> _What needs to be done_
Leave out the images; return the rest of the data exactly.
┌──
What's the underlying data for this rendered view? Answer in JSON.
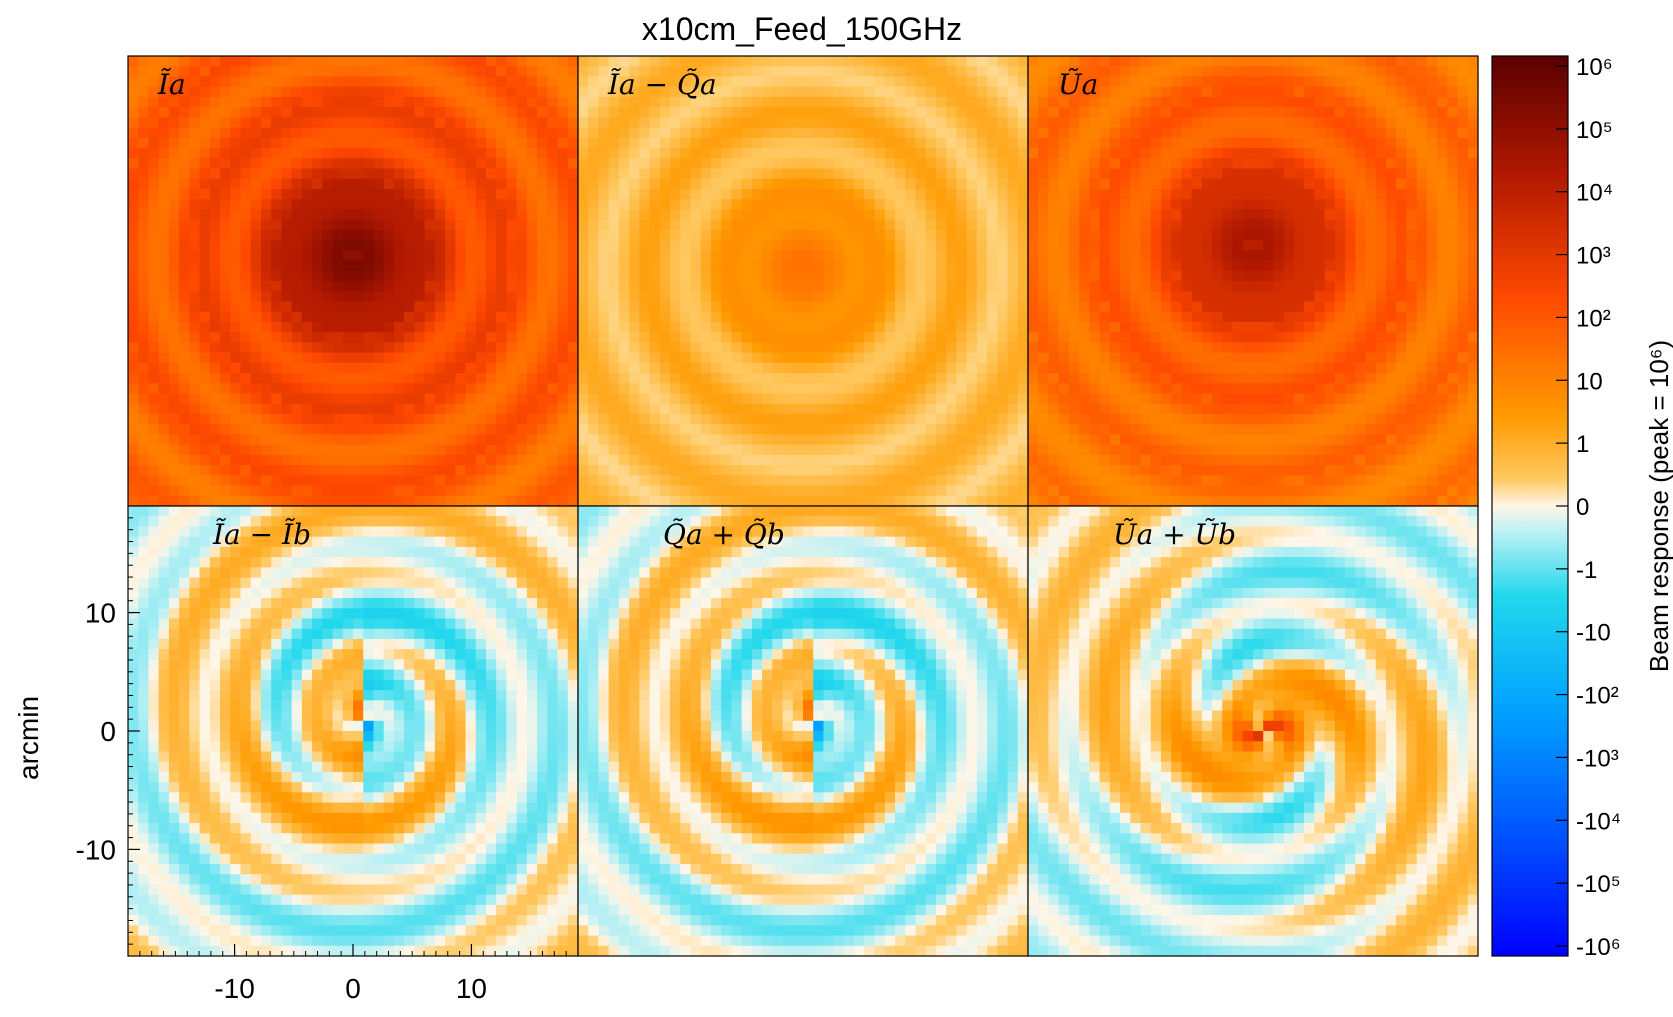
{
  "chart_data": {
    "type": "heatmap",
    "title": "x10cm_Feed_150GHz",
    "ylabel": "arcmin",
    "xlabel": "",
    "xlim": [
      -19,
      19
    ],
    "ylim": [
      -19,
      19
    ],
    "x_ticks": [
      "-10",
      "0",
      "10"
    ],
    "y_ticks": [
      "10",
      "0",
      "-10"
    ],
    "x_tick_values": [
      -10,
      0,
      10
    ],
    "y_tick_values": [
      10,
      0,
      -10
    ],
    "panels": [
      {
        "label": "Ĩa",
        "row": 0,
        "col": 0,
        "peak": 1.0,
        "kind": "intensity",
        "cx": 0,
        "cy": 2
      },
      {
        "label": "Ĩa − Q̃a",
        "row": 0,
        "col": 1,
        "peak": 0.55,
        "kind": "difference",
        "cx": 0,
        "cy": 1
      },
      {
        "label": "Ũa",
        "row": 0,
        "col": 2,
        "peak": 0.85,
        "kind": "intensity",
        "cx": 0,
        "cy": 3
      },
      {
        "label": "Ĩa − Ĩb",
        "row": 1,
        "col": 0,
        "peak": 0.35,
        "kind": "residual",
        "cx": 1,
        "cy": 1
      },
      {
        "label": "Q̃a + Q̃b",
        "row": 1,
        "col": 1,
        "peak": 0.35,
        "kind": "residual",
        "cx": 1,
        "cy": 1
      },
      {
        "label": "Ũa + Ũb",
        "row": 1,
        "col": 2,
        "peak": 0.35,
        "kind": "rotated",
        "cx": 1,
        "cy": 0
      }
    ],
    "colorbar": {
      "label": "Beam response (peak = 10⁶)",
      "ticks": [
        "10⁶",
        "10⁵",
        "10⁴",
        "10³",
        "10²",
        "10",
        "1",
        "0",
        "-1",
        "-10",
        "-10²",
        "-10³",
        "-10⁴",
        "-10⁵",
        "-10⁶"
      ],
      "colors": {
        "pos_max": "#5a0000",
        "pos_high": "#c02800",
        "pos_mid": "#ff5a00",
        "pos_low": "#ffa500",
        "zero": "#fff6e8",
        "neg_low": "#22d8e8",
        "neg_mid": "#0070ff",
        "neg_max": "#0000ff"
      }
    }
  }
}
└──
> _Exercise output_
What's the underlying data for this rendered view? Answer in JSON.
{
  "chart_data": {
    "type": "heatmap",
    "title": "x10cm_Feed_150GHz",
    "ylabel": "arcmin",
    "xlabel": "",
    "xlim": [
      -19,
      19
    ],
    "ylim": [
      -19,
      19
    ],
    "x_ticks": [
      "-10",
      "0",
      "10"
    ],
    "y_ticks": [
      "10",
      "0",
      "-10"
    ],
    "x_tick_values": [
      -10,
      0,
      10
    ],
    "y_tick_values": [
      10,
      0,
      -10
    ],
    "panels": [
      {
        "label": "Ĩa",
        "row": 0,
        "col": 0,
        "peak": 1.0,
        "kind": "intensity",
        "cx": 0,
        "cy": 2
      },
      {
        "label": "Ĩa − Q̃a",
        "row": 0,
        "col": 1,
        "peak": 0.55,
        "kind": "difference",
        "cx": 0,
        "cy": 1
      },
      {
        "label": "Ũa",
        "row": 0,
        "col": 2,
        "peak": 0.85,
        "kind": "intensity",
        "cx": 0,
        "cy": 3
      },
      {
        "label": "Ĩa − Ĩb",
        "row": 1,
        "col": 0,
        "peak": 0.35,
        "kind": "residual",
        "cx": 1,
        "cy": 1
      },
      {
        "label": "Q̃a + Q̃b",
        "row": 1,
        "col": 1,
        "peak": 0.35,
        "kind": "residual",
        "cx": 1,
        "cy": 1
      },
      {
        "label": "Ũa + Ũb",
        "row": 1,
        "col": 2,
        "peak": 0.35,
        "kind": "rotated",
        "cx": 1,
        "cy": 0
      }
    ],
    "colorbar": {
      "label": "Beam response (peak = 10⁶)",
      "ticks": [
        "10⁶",
        "10⁵",
        "10⁴",
        "10³",
        "10²",
        "10",
        "1",
        "0",
        "-1",
        "-10",
        "-10²",
        "-10³",
        "-10⁴",
        "-10⁵",
        "-10⁶"
      ],
      "colors": {
        "pos_max": "#5a0000",
        "pos_high": "#c02800",
        "pos_mid": "#ff5a00",
        "pos_low": "#ffa500",
        "zero": "#fff6e8",
        "neg_low": "#22d8e8",
        "neg_mid": "#0070ff",
        "neg_max": "#0000ff"
      }
    }
  }
}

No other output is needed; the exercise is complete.